══ Provided entries ══
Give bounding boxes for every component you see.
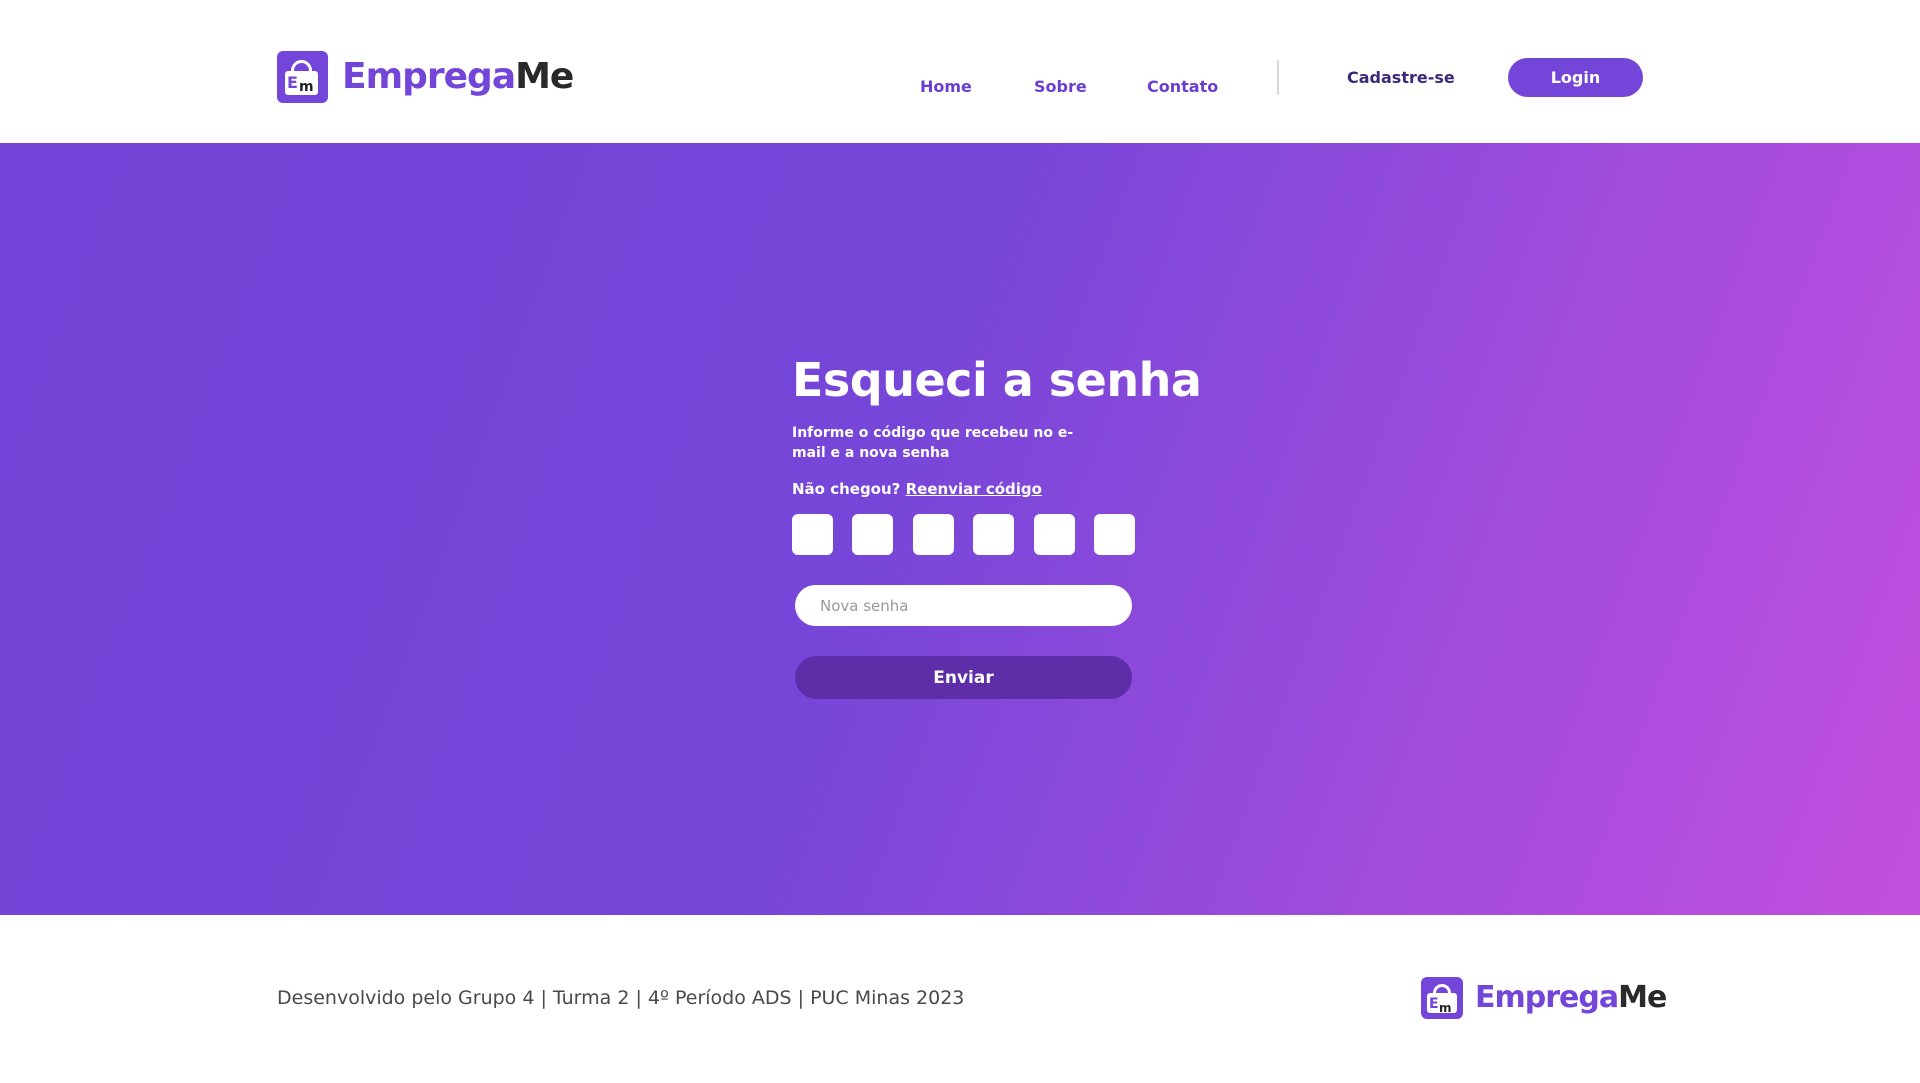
page-title: Esqueci a senha xyxy=(792,353,1202,407)
briefcase-lock-icon: E m xyxy=(1421,977,1463,1019)
footer-credits: Desenvolvido pelo Grupo 4 | Turma 2 | 4º… xyxy=(277,987,965,1009)
login-button[interactable]: Login xyxy=(1508,58,1643,97)
footer-brand-name-part2: Me xyxy=(1618,980,1667,1015)
footer-brand-logo[interactable]: E m EmpregaMe xyxy=(1421,977,1667,1019)
form-instructions: Informe o código que recebeu no e-mail e… xyxy=(792,425,1074,461)
site-header: E m EmpregaMe Home Sobre Contato Cadastr… xyxy=(0,0,1920,143)
resend-line: Não chegou? Reenviar código xyxy=(792,480,1136,498)
signup-link[interactable]: Cadastre-se xyxy=(1347,68,1455,87)
code-input-group xyxy=(792,514,1135,555)
code-digit-4[interactable] xyxy=(973,514,1015,555)
site-footer: Desenvolvido pelo Grupo 4 | Turma 2 | 4º… xyxy=(0,915,1920,1083)
resend-code-link[interactable]: Reenviar código xyxy=(906,480,1042,498)
reset-password-form: Esqueci a senha Informe o código que rec… xyxy=(792,351,1202,699)
brand-name: EmpregaMe xyxy=(342,51,574,103)
resend-prefix: Não chegou? xyxy=(792,480,901,498)
new-password-input[interactable] xyxy=(795,585,1132,626)
brand-logo[interactable]: E m EmpregaMe xyxy=(277,51,574,103)
brand-name-part1: Emprega xyxy=(342,56,516,97)
brand-name-part2: Me xyxy=(515,56,574,97)
hero-section: Esqueci a senha Informe o código que rec… xyxy=(0,143,1920,915)
nav-divider xyxy=(1277,60,1279,95)
code-digit-6[interactable] xyxy=(1093,514,1135,555)
nav-link-contato[interactable]: Contato xyxy=(1147,68,1218,104)
briefcase-lock-icon: E m xyxy=(277,51,328,103)
code-digit-3[interactable] xyxy=(912,514,954,555)
footer-brand-name-part1: Emprega xyxy=(1475,980,1619,1015)
code-digit-1[interactable] xyxy=(792,514,833,555)
code-digit-5[interactable] xyxy=(1033,514,1075,555)
nav-link-home[interactable]: Home xyxy=(920,68,972,104)
nav-link-sobre[interactable]: Sobre xyxy=(1034,68,1087,104)
submit-button[interactable]: Enviar xyxy=(795,656,1132,699)
code-digit-2[interactable] xyxy=(852,514,894,555)
footer-brand-name: EmpregaMe xyxy=(1475,977,1667,1019)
═══
### Directive
Please reproduce all of the material above without changing a single character, and leave the picture out of your answer.

### Task output
Give bounding boxes for every component you see.
page-title: Esqueci a senha xyxy=(792,353,1202,407)
briefcase-lock-icon: E m xyxy=(1421,977,1463,1019)
footer-credits: Desenvolvido pelo Grupo 4 | Turma 2 | 4º… xyxy=(277,987,965,1009)
login-button[interactable]: Login xyxy=(1508,58,1643,97)
footer-brand-name-part2: Me xyxy=(1618,980,1667,1015)
footer-brand-logo[interactable]: E m EmpregaMe xyxy=(1421,977,1667,1019)
form-instructions: Informe o código que recebeu no e-mail e… xyxy=(792,425,1074,461)
site-header: E m EmpregaMe Home Sobre Contato Cadastr… xyxy=(0,0,1920,143)
resend-line: Não chegou? Reenviar código xyxy=(792,480,1136,498)
signup-link[interactable]: Cadastre-se xyxy=(1347,68,1455,87)
code-input-group xyxy=(792,514,1135,555)
code-digit-4[interactable] xyxy=(973,514,1015,555)
site-footer: Desenvolvido pelo Grupo 4 | Turma 2 | 4º… xyxy=(0,915,1920,1083)
resend-code-link[interactable]: Reenviar código xyxy=(906,480,1042,498)
reset-password-form: Esqueci a senha Informe o código que rec… xyxy=(792,351,1202,699)
brand-name: EmpregaMe xyxy=(342,51,574,103)
resend-prefix: Não chegou? xyxy=(792,480,901,498)
new-password-input[interactable] xyxy=(795,585,1132,626)
brand-logo[interactable]: E m EmpregaMe xyxy=(277,51,574,103)
brand-name-part1: Emprega xyxy=(342,56,516,97)
brand-name-part2: Me xyxy=(515,56,574,97)
hero-section: Esqueci a senha Informe o código que rec… xyxy=(0,143,1920,915)
nav-divider xyxy=(1277,60,1279,95)
code-digit-6[interactable] xyxy=(1093,514,1135,555)
nav-link-contato[interactable]: Contato xyxy=(1147,68,1218,104)
briefcase-lock-icon: E m xyxy=(277,51,328,103)
code-digit-3[interactable] xyxy=(912,514,954,555)
footer-brand-name-part1: Emprega xyxy=(1475,980,1619,1015)
code-digit-1[interactable] xyxy=(792,514,833,555)
code-digit-5[interactable] xyxy=(1033,514,1075,555)
nav-link-home[interactable]: Home xyxy=(920,68,972,104)
nav-link-sobre[interactable]: Sobre xyxy=(1034,68,1087,104)
submit-button[interactable]: Enviar xyxy=(795,656,1132,699)
code-digit-2[interactable] xyxy=(852,514,894,555)
footer-brand-name: EmpregaMe xyxy=(1475,977,1667,1019)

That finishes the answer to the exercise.